* _Written problem_
In the listing below, pick out lines with "dolore".

* _Input for this task_
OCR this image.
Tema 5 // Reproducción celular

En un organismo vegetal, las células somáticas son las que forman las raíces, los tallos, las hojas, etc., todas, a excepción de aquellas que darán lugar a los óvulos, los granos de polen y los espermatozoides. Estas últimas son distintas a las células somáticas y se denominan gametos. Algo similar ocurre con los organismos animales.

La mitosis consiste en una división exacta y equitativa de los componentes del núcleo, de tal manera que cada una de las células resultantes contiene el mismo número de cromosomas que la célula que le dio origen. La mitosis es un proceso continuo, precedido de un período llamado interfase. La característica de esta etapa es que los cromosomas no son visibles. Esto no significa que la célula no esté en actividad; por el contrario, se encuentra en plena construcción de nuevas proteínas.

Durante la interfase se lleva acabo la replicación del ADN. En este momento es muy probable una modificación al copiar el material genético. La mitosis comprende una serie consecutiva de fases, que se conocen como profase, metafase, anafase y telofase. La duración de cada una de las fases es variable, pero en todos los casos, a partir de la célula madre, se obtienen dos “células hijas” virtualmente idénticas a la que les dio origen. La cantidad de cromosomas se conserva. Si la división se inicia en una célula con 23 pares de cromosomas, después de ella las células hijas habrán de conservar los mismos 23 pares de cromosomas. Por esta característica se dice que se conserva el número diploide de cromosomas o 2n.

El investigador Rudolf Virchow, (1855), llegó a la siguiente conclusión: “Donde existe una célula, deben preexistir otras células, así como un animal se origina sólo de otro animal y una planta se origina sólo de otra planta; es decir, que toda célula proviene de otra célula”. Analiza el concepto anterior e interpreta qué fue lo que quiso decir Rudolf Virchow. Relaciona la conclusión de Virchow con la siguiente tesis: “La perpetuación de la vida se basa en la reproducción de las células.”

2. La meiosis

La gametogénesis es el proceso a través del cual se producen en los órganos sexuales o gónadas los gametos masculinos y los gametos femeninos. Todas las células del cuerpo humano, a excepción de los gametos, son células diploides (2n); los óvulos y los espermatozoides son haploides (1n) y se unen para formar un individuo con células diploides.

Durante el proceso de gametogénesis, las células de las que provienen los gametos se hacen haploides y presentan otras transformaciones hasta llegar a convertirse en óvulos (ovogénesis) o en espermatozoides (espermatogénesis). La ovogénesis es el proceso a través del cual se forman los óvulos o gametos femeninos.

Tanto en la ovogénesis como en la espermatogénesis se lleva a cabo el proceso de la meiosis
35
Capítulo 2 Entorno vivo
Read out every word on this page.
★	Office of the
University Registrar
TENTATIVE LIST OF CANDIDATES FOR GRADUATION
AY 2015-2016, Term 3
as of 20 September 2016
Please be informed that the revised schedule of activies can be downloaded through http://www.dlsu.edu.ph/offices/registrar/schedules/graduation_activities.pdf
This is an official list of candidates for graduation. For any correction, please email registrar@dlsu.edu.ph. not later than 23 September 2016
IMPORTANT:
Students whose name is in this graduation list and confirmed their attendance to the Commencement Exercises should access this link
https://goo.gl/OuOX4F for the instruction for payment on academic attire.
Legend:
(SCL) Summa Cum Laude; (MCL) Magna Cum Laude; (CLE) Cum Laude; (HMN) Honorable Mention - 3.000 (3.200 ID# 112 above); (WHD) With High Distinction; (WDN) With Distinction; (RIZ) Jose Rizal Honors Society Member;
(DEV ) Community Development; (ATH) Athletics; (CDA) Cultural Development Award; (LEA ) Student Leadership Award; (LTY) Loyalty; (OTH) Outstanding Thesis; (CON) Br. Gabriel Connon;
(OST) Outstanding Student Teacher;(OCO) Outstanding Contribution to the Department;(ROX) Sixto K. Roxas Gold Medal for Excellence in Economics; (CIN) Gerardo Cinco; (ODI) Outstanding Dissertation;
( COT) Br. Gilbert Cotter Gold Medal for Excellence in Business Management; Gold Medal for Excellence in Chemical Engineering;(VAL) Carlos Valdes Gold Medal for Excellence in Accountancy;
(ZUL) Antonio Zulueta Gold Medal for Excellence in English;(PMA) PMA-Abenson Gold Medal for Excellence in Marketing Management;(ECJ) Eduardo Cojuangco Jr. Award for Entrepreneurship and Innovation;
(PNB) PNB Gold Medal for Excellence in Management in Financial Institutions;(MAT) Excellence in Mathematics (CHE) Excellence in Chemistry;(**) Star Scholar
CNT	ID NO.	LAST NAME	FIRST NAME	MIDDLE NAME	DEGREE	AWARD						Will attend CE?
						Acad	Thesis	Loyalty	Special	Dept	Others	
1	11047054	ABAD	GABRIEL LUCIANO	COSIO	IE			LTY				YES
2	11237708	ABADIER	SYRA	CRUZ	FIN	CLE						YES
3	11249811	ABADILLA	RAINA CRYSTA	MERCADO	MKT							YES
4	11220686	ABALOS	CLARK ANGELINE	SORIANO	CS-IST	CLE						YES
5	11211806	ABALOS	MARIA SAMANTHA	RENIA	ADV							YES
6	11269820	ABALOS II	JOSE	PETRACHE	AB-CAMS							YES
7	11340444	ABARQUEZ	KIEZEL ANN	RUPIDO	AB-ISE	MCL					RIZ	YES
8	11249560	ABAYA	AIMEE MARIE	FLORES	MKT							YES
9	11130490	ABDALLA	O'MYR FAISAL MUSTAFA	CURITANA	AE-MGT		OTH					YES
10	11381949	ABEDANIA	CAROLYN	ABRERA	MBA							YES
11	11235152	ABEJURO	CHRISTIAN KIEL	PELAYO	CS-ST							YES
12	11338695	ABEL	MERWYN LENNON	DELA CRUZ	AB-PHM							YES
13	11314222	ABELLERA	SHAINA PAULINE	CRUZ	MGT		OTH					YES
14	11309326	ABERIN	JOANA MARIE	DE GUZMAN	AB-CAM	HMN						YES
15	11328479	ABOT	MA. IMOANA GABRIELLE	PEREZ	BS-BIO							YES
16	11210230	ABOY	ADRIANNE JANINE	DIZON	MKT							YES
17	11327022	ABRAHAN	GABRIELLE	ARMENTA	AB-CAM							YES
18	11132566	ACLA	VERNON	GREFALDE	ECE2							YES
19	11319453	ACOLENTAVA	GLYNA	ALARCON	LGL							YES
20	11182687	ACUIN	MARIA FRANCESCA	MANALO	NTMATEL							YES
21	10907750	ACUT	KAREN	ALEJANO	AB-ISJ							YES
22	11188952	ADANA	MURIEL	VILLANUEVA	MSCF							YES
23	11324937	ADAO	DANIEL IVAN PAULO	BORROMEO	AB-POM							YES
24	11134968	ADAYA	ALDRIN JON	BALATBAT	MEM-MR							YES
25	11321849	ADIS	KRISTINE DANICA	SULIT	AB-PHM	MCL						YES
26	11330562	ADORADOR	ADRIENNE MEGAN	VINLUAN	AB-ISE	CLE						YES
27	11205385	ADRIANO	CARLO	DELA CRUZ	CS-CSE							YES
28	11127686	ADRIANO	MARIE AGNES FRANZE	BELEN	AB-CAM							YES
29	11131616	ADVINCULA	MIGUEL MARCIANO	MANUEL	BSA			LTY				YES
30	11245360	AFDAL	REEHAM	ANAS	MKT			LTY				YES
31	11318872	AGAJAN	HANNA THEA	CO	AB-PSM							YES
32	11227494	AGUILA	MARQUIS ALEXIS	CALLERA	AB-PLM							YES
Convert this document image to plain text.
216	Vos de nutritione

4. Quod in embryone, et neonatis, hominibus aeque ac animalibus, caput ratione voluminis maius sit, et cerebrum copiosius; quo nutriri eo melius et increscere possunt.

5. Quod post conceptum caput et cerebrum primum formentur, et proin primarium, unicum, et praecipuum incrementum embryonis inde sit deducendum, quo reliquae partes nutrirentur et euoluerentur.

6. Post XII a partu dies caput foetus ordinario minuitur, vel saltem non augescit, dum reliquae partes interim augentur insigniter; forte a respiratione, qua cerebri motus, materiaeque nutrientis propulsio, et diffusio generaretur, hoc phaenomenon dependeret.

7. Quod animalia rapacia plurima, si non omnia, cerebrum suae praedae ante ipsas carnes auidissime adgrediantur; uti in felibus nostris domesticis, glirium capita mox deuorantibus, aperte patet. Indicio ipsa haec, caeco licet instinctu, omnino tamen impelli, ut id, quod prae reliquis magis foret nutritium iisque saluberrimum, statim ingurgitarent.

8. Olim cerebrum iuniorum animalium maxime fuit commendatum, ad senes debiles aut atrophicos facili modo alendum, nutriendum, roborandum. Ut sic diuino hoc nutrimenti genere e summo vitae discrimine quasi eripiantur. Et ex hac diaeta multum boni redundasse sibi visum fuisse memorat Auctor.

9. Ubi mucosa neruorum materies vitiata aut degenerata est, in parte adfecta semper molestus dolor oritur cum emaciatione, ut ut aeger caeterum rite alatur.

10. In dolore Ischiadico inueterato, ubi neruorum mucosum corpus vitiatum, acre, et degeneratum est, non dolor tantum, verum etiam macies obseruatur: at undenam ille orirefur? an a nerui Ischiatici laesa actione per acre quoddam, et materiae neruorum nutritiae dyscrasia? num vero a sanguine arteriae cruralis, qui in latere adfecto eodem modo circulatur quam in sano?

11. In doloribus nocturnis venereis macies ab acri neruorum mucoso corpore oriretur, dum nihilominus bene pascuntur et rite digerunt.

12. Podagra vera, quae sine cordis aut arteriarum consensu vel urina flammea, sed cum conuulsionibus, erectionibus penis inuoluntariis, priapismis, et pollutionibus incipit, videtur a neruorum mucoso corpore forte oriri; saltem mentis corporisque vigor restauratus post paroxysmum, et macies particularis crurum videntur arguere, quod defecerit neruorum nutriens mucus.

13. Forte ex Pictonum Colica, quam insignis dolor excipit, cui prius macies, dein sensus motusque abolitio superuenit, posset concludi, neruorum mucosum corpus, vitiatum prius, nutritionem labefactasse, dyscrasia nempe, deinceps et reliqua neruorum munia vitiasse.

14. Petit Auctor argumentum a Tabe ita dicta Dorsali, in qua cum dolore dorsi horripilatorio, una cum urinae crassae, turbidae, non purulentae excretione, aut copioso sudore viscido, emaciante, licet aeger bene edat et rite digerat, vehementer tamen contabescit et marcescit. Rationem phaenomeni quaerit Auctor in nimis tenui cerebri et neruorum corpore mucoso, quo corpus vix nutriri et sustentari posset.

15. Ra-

* _Solution to the problem_
10. In dolore Ischiadico inueterato, ubi neruorum mucosum corpus vitiatum, acre, et degeneratum est, non dolor tantum, verum etiam macies obseruatur: at undenam ille orirefur? an a nerui Ischiatici laesa actione per acre quoddam, et materiae neruorum nutritiae dyscrasia? num vero a sanguine arteriae cruralis, qui in latere adfecto eodem modo circulatur quam in sano?
14. Petit Auctor argumentum a Tabe ita dicta Dorsali, in qua cum dolore dorsi horripilatorio, una cum urinae crassae, turbidae, non purulentae excretione, aut copioso sudore viscido, emaciante, licet aeger bene edat et rite digerat, vehementer tamen contabescit et marcescit. Rationem phaenomeni quaerit Auctor in nimis tenui cerebri et neruorum corpore mucoso, quo corpus vix nutriri et sustentari posset.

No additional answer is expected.